Задания:
a - Какие жанры пьес перечислены в статье о Мосолове в предложении, начинающемся словами «Казалось немыслимым»?
b - Напишите продолжение статьи о судьбе и творчестве Мосолова, начиная сразу после её последнего предложения.

Выбранный фрагмент:
+ + + +
АЛЕКСАНДР МОСОЛОВ
     О СУДЬБЕ И ТВОРЧЕСТВЕ

Вернуться

       Лет пять назад в небольшой студенческой аудитории исполнялись инструментальные пьесы А. Мосолова. В то время мало что было известно о композиторе. Знали только, что он был одним из самых талантливых в 20-е годы: авангардист, асмовец, автор легендарного «Завода», что у него было много отличной музыки до тридцатых годов, а потом... Потом стиль изменился. Исполненные пьесы, являвшие собой пример уже нового стиля, вызывали единственный вопрос: «Как он мог написать это?» Казалось немыслимым, что эти незатейливые песни, марши, танцы — до-мажорные, трехчастные — принадлежат перу композитора, чьи сочинения признавались сводом изощренных приемов новейшей композиторской техники. Что заставило композитора изменить себе и долгие годы писать эти идиллии и пасторали, преисполненные мертвенной пустоты?
+ + + +
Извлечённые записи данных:
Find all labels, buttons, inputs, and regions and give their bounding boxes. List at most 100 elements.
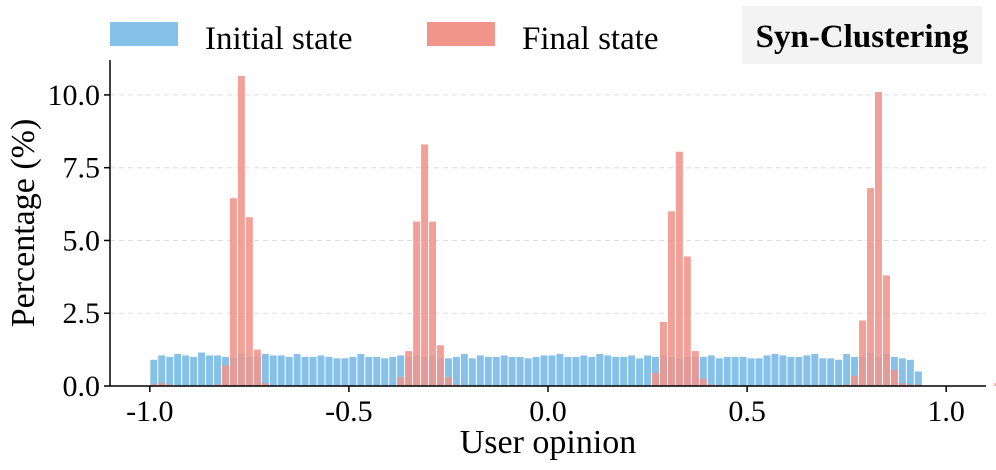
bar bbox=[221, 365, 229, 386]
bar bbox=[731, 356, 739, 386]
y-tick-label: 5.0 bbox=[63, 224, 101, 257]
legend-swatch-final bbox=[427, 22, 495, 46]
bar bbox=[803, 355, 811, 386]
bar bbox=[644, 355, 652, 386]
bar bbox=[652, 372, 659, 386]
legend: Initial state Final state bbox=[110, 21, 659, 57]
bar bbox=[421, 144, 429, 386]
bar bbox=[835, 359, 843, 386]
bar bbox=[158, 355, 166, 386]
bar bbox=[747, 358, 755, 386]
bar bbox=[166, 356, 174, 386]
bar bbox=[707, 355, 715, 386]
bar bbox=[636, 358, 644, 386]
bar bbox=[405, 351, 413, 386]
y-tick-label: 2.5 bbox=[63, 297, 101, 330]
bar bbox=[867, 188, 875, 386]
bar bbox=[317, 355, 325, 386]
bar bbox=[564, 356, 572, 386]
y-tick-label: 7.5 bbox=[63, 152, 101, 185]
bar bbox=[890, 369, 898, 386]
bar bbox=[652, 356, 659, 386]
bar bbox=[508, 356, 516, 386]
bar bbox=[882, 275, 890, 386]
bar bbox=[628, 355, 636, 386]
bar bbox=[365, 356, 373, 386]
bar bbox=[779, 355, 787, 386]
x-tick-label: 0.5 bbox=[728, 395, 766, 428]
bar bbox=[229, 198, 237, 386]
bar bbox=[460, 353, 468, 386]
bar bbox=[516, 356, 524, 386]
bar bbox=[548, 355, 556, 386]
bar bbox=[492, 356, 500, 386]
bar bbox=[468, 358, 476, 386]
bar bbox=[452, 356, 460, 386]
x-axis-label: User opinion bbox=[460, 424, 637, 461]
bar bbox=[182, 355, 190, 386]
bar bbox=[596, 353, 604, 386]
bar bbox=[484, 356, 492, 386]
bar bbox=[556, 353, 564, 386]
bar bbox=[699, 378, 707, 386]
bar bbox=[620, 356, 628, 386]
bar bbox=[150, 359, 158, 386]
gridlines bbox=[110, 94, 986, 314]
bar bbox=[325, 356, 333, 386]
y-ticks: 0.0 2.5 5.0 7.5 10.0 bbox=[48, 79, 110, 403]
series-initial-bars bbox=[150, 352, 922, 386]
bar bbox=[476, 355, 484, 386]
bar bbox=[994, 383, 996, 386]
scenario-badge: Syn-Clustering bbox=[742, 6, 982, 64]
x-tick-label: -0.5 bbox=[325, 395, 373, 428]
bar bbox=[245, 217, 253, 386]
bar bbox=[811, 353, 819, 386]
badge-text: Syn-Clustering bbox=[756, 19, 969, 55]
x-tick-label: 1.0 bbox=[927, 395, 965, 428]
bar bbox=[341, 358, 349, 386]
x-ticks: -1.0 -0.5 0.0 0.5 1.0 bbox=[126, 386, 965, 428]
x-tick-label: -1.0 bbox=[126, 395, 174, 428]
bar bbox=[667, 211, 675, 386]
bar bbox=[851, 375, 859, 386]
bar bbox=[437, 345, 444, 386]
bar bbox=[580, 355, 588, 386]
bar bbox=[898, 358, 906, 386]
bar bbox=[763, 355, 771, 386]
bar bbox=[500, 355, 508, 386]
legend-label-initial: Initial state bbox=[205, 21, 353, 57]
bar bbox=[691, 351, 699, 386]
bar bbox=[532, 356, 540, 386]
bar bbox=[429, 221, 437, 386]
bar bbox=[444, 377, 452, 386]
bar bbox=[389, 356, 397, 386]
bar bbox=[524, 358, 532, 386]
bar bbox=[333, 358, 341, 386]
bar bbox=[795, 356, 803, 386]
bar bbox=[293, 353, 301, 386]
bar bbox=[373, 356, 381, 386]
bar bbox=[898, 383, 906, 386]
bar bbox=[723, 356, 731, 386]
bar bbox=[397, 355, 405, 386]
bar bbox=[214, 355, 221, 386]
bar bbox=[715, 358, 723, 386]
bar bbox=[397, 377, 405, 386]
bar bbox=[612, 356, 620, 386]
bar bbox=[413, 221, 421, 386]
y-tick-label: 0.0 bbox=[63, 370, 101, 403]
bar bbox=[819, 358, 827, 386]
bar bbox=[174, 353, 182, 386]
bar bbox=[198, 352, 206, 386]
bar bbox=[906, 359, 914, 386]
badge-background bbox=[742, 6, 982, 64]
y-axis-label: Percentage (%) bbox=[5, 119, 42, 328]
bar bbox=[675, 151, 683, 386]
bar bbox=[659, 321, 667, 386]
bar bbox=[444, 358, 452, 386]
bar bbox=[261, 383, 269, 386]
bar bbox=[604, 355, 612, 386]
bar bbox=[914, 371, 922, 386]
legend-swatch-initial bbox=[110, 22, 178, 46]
+ + + +
Ответы к заданиям:
a - Песни, марши, танцы.

b -
       Обстоятельства жизни Александра Мосолова чудовищным образом деформировали его самого и его музыку. Это должно быть высказано открытым текстом хотя бы для того, чтоб не вводить в заблуждение будущие поколения, которые, может быть, и не будут воспринимать события недавней отечественной истории с такой остротой, как мы. Что же, собственно, произошло? Красноречивее всего говорят об этом строки из письма самого композитора:

       т. СТАЛИНУ
       Я, композитор Мосолов А. В. [...] вынужден обратиться к Вам с просьбой выяснить мое положение у нас в СССР, дать ему соответствующую оценку и помочь мне в моей беде...
       В течение трех лет (с 1929 г.) я не печатаюсь вовсе; с 1928 г. мои сочинения постепенно перестали исполняться, а в 1930—31 г.г. не было доведено до исполнения ни одной вещи, начиная от массовой песни и кончая крупными симфоническими и сценическими произведениями. Постепенно все музыкальные учреждения Москвы [...], пугаясь моей «одиозной» фамилии, прекращают всякое общение со мной под предлогом отсутствия работы или «вредности» моей музыки...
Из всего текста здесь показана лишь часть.